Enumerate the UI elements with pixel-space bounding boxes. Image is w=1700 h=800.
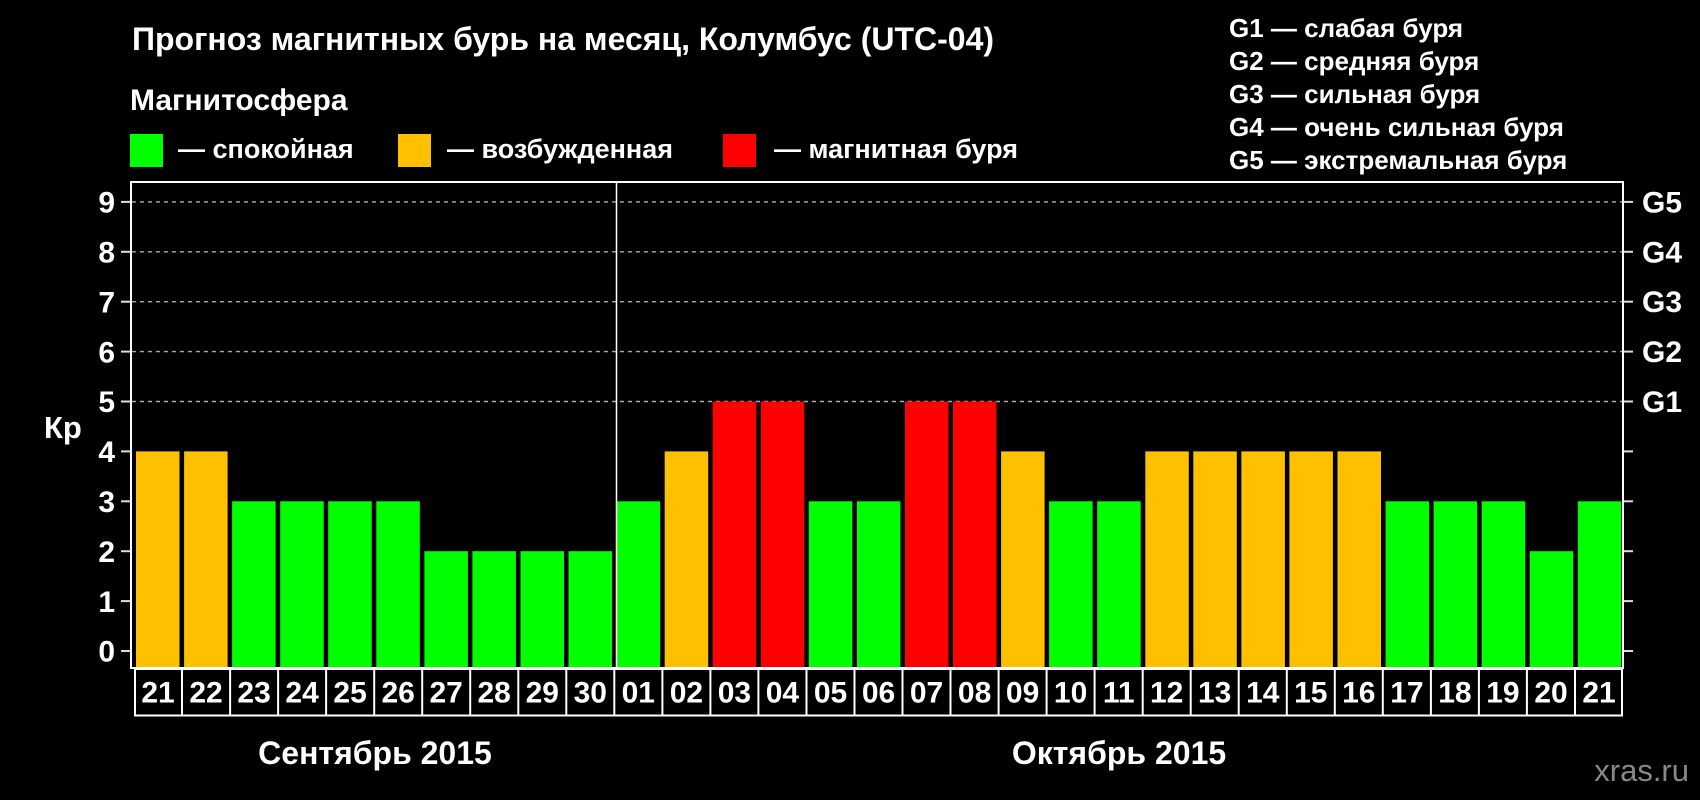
svg-text:1: 1: [98, 586, 115, 619]
svg-text:22: 22: [189, 677, 222, 710]
svg-text:23: 23: [237, 677, 270, 710]
svg-text:12: 12: [1150, 677, 1183, 710]
svg-text:Сентябрь 2015: Сентябрь 2015: [258, 735, 492, 771]
svg-text:Магнитосфера: Магнитосфера: [130, 84, 348, 117]
svg-text:14: 14: [1246, 677, 1280, 710]
svg-text:07: 07: [910, 677, 943, 710]
svg-text:18: 18: [1438, 677, 1471, 710]
svg-text:— возбужденная: — возбужденная: [447, 134, 673, 164]
svg-text:06: 06: [862, 677, 895, 710]
svg-text:G2 — средняя буря: G2 — средняя буря: [1229, 46, 1479, 76]
svg-text:Прогноз магнитных бурь на меся: Прогноз магнитных бурь на месяц, Колумбу…: [132, 21, 994, 57]
svg-text:29: 29: [526, 677, 559, 710]
svg-text:21: 21: [1582, 677, 1615, 710]
svg-text:21: 21: [141, 677, 174, 710]
svg-text:25: 25: [333, 677, 366, 710]
svg-text:xras.ru: xras.ru: [1594, 753, 1689, 788]
svg-text:— спокойная: — спокойная: [178, 134, 354, 164]
svg-text:01: 01: [622, 677, 655, 710]
svg-text:09: 09: [1006, 677, 1039, 710]
svg-text:G4: G4: [1642, 236, 1682, 269]
svg-text:Октябрь 2015: Октябрь 2015: [1012, 735, 1226, 771]
svg-text:13: 13: [1198, 677, 1231, 710]
svg-text:17: 17: [1390, 677, 1423, 710]
svg-text:6: 6: [98, 336, 115, 369]
svg-text:9: 9: [98, 187, 115, 220]
svg-text:8: 8: [98, 237, 115, 270]
svg-text:5: 5: [98, 386, 115, 419]
svg-text:26: 26: [382, 677, 415, 710]
svg-text:04: 04: [766, 677, 800, 710]
svg-text:15: 15: [1294, 677, 1327, 710]
svg-text:28: 28: [478, 677, 511, 710]
svg-text:G1 — слабая буря: G1 — слабая буря: [1229, 13, 1463, 43]
svg-text:G2: G2: [1642, 336, 1682, 369]
svg-text:— магнитная буря: — магнитная буря: [774, 134, 1018, 164]
svg-text:G4 — очень сильная буря: G4 — очень сильная буря: [1229, 112, 1564, 142]
svg-text:27: 27: [430, 677, 463, 710]
svg-text:4: 4: [98, 436, 115, 469]
svg-text:20: 20: [1534, 677, 1567, 710]
svg-text:24: 24: [285, 677, 319, 710]
svg-text:G5 — экстремальная буря: G5 — экстремальная буря: [1229, 145, 1567, 175]
svg-text:03: 03: [718, 677, 751, 710]
svg-text:2: 2: [98, 536, 115, 569]
svg-text:G5: G5: [1642, 186, 1682, 219]
svg-text:0: 0: [98, 636, 115, 669]
svg-text:05: 05: [814, 677, 847, 710]
svg-text:19: 19: [1486, 677, 1519, 710]
svg-text:Кр: Кр: [44, 410, 82, 445]
svg-text:3: 3: [98, 486, 115, 519]
svg-text:11: 11: [1103, 677, 1135, 710]
svg-text:08: 08: [958, 677, 991, 710]
svg-text:16: 16: [1342, 677, 1375, 710]
svg-text:02: 02: [670, 677, 703, 710]
svg-text:10: 10: [1054, 677, 1087, 710]
svg-text:G3: G3: [1642, 286, 1682, 319]
svg-text:G1: G1: [1642, 386, 1682, 419]
svg-text:G3 — сильная буря: G3 — сильная буря: [1229, 79, 1480, 109]
svg-text:30: 30: [574, 677, 607, 710]
svg-text:7: 7: [98, 286, 115, 319]
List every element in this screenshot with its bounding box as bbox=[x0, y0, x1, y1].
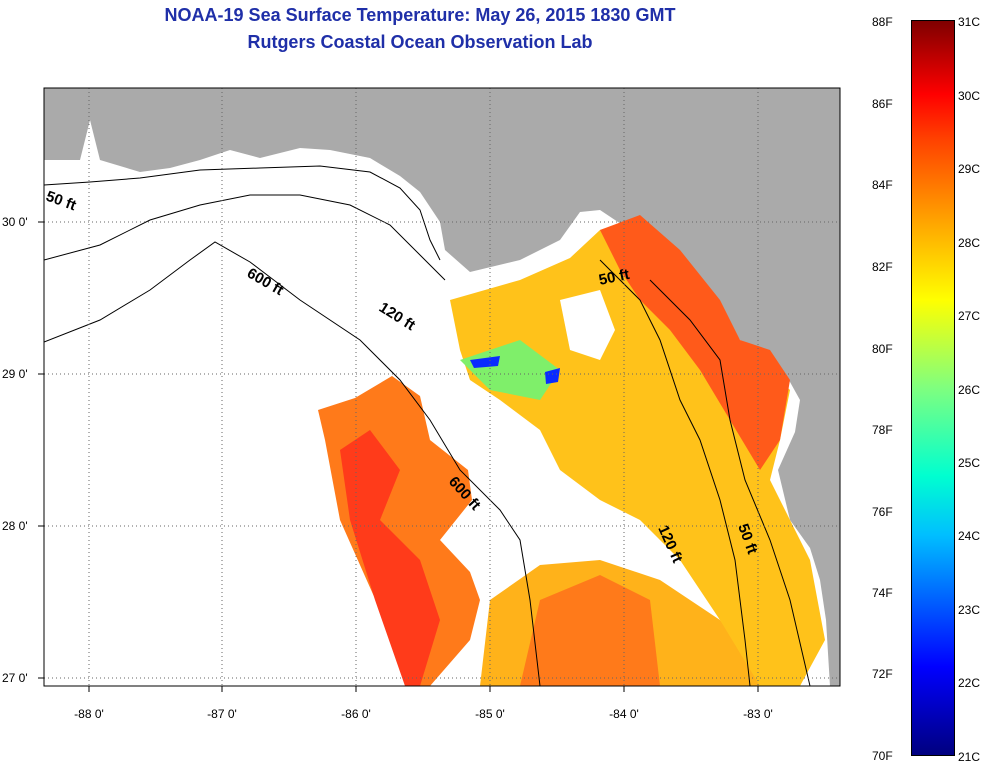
graticule bbox=[44, 88, 840, 686]
x-tick-label: -84 0' bbox=[609, 707, 639, 721]
x-tick-label: -86 0' bbox=[341, 707, 371, 721]
sst-region-cold-spot bbox=[470, 356, 500, 368]
sst-region-shelf bbox=[450, 220, 825, 686]
contour-50ft-east-line bbox=[649, 279, 811, 686]
x-tick-label: -85 0' bbox=[475, 707, 505, 721]
colorbar-f-label: 80F bbox=[872, 342, 893, 356]
colorbar-f-label: 88F bbox=[872, 15, 893, 29]
contour-600ft-line bbox=[44, 241, 541, 686]
contour-50ft-line bbox=[44, 165, 441, 261]
contour-120ft-line bbox=[44, 194, 751, 686]
colorbar-c-label: 21C bbox=[958, 750, 981, 764]
contour-label-50ft-east: 50 ft bbox=[597, 266, 631, 289]
colorbar-f-label: 74F bbox=[872, 586, 893, 600]
colorbar-c-label: 28C bbox=[958, 236, 981, 250]
colorbar-f-label: 86F bbox=[872, 97, 893, 111]
sst-region-west-hot bbox=[340, 430, 440, 686]
colorbar-f-label: 82F bbox=[872, 260, 893, 274]
colorbar-c-label: 30C bbox=[958, 89, 981, 103]
colorbar-f-label: 70F bbox=[872, 749, 893, 763]
map-title: NOAA-19 Sea Surface Temperature: May 26,… bbox=[164, 5, 676, 25]
colorbar-c-label: 24C bbox=[958, 529, 981, 543]
colorbar-c-label: 27C bbox=[958, 309, 981, 323]
sst-region-south-hot bbox=[520, 575, 660, 686]
sst-region-cold-spot2 bbox=[545, 368, 560, 384]
colorbar-c-label: 29C bbox=[958, 162, 981, 176]
y-tick-label: 30 0' bbox=[2, 215, 28, 229]
colorbar-c-label: 25C bbox=[958, 456, 981, 470]
sst-region-gap bbox=[560, 290, 615, 360]
colorbar-f-label: 78F bbox=[872, 423, 893, 437]
colorbar-f-label: 76F bbox=[872, 505, 893, 519]
colorbar-c-label: 22C bbox=[958, 676, 981, 690]
temperature-colorbar bbox=[911, 20, 955, 756]
sst-region-cool bbox=[460, 340, 560, 400]
colorbar-f-label: 72F bbox=[872, 667, 893, 681]
y-tick-label: 28 0' bbox=[2, 519, 28, 533]
sst-region-gap2 bbox=[430, 410, 560, 500]
map-frame bbox=[43, 87, 841, 687]
y-tick-label: 29 0' bbox=[2, 367, 28, 381]
x-tick-label: -83 0' bbox=[743, 707, 773, 721]
colorbar-c-label: 26C bbox=[958, 383, 981, 397]
x-tick-label: -87 0' bbox=[207, 707, 237, 721]
map-subtitle: Rutgers Coastal Ocean Observation Lab bbox=[247, 32, 593, 52]
colorbar-f-label: 84F bbox=[872, 178, 893, 192]
frame-ticks bbox=[38, 221, 759, 692]
colorbar-c-label: 31C bbox=[958, 15, 981, 29]
colorbar-c-label: 23C bbox=[958, 603, 981, 617]
sst-region-coastal-hot bbox=[600, 215, 790, 470]
x-tick-label: -88 0' bbox=[74, 707, 104, 721]
y-tick-label: 27 0' bbox=[2, 671, 28, 685]
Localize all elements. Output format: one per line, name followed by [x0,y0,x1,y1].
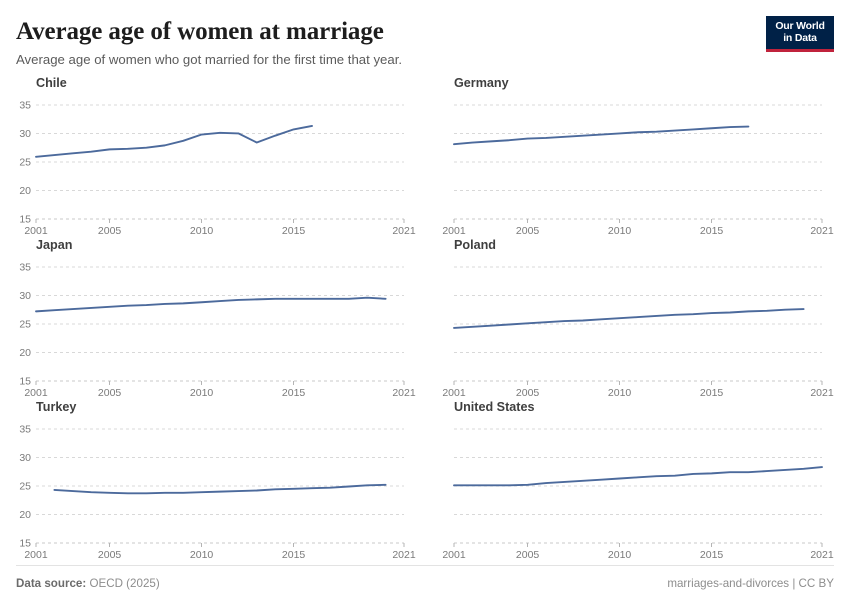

What is required:
Please find each line above that contains the string "frame" and copy those lines out in full.

Correct response:
map-frame bbox=[43, 87, 841, 687]
frame-ticks bbox=[38, 221, 759, 692]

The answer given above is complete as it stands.